TASK TO CARRY OUT
In the copy, include every entry exactly but none of the pictures.
╭──
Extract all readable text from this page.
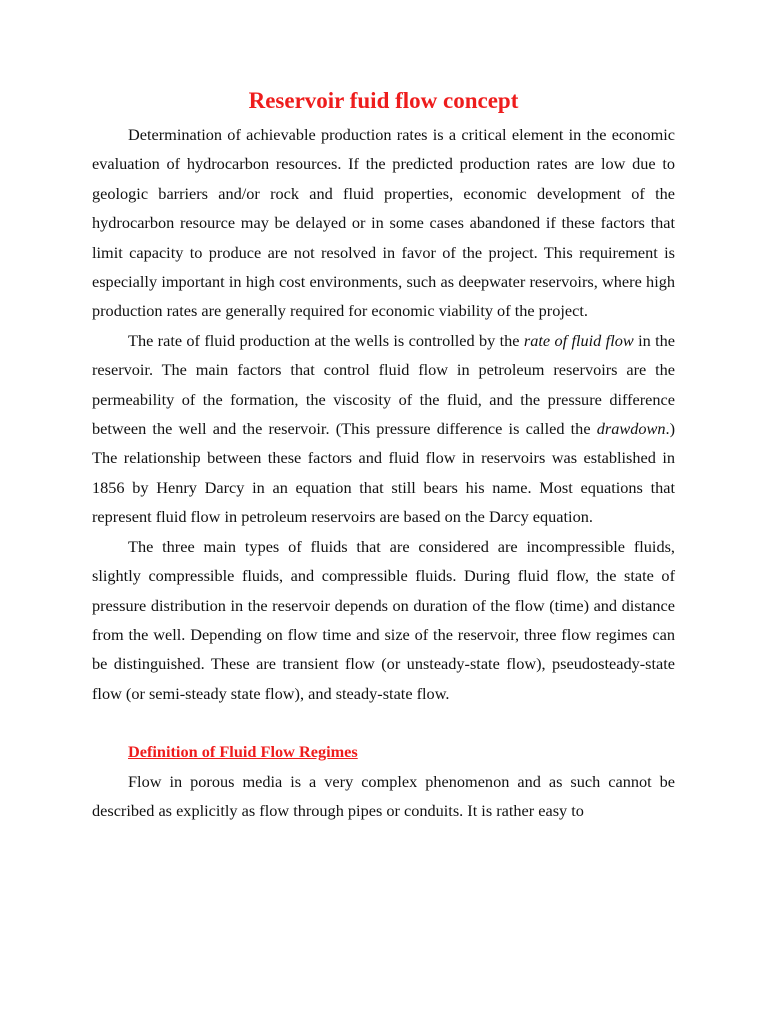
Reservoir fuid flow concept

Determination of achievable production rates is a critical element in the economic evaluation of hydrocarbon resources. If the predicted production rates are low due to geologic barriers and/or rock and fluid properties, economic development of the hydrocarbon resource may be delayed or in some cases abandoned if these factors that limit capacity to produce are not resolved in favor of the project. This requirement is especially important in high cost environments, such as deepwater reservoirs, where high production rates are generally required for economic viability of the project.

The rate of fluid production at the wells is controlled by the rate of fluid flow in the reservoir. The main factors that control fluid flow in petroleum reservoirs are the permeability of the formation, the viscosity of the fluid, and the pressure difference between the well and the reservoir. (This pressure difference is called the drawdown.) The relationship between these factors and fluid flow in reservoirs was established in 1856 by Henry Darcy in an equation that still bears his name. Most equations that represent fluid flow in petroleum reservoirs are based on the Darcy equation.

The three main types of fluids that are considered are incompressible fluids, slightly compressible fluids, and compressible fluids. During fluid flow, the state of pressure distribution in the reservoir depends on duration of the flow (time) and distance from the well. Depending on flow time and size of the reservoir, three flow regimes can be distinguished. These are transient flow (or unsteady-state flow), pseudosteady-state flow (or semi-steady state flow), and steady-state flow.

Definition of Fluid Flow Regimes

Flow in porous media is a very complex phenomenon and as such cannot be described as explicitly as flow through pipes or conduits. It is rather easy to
╰──
RESPONSE
Extract all readable text from this page.
Reservoir fuid flow concept

Determination of achievable production rates is a critical element in the economic evaluation of hydrocarbon resources. If the predicted production rates are low due to geologic barriers and/or rock and fluid properties, economic development of the hydrocarbon resource may be delayed or in some cases abandoned if these factors that limit capacity to produce are not resolved in favor of the project. This requirement is especially important in high cost environments, such as deepwater reservoirs, where high production rates are generally required for economic viability of the project.

The rate of fluid production at the wells is controlled by the rate of fluid flow in the reservoir. The main factors that control fluid flow in petroleum reservoirs are the permeability of the formation, the viscosity of the fluid, and the pressure difference between the well and the reservoir. (This pressure difference is called the drawdown.) The relationship between these factors and fluid flow in reservoirs was established in 1856 by Henry Darcy in an equation that still bears his name. Most equations that represent fluid flow in petroleum reservoirs are based on the Darcy equation.

The three main types of fluids that are considered are incompressible fluids, slightly compressible fluids, and compressible fluids. During fluid flow, the state of pressure distribution in the reservoir depends on duration of the flow (time) and distance from the well. Depending on flow time and size of the reservoir, three flow regimes can be distinguished. These are transient flow (or unsteady-state flow), pseudosteady-state flow (or semi-steady state flow), and steady-state flow.

Definition of Fluid Flow Regimes

Flow in porous media is a very complex phenomenon and as such cannot be described as explicitly as flow through pipes or conduits. It is rather easy to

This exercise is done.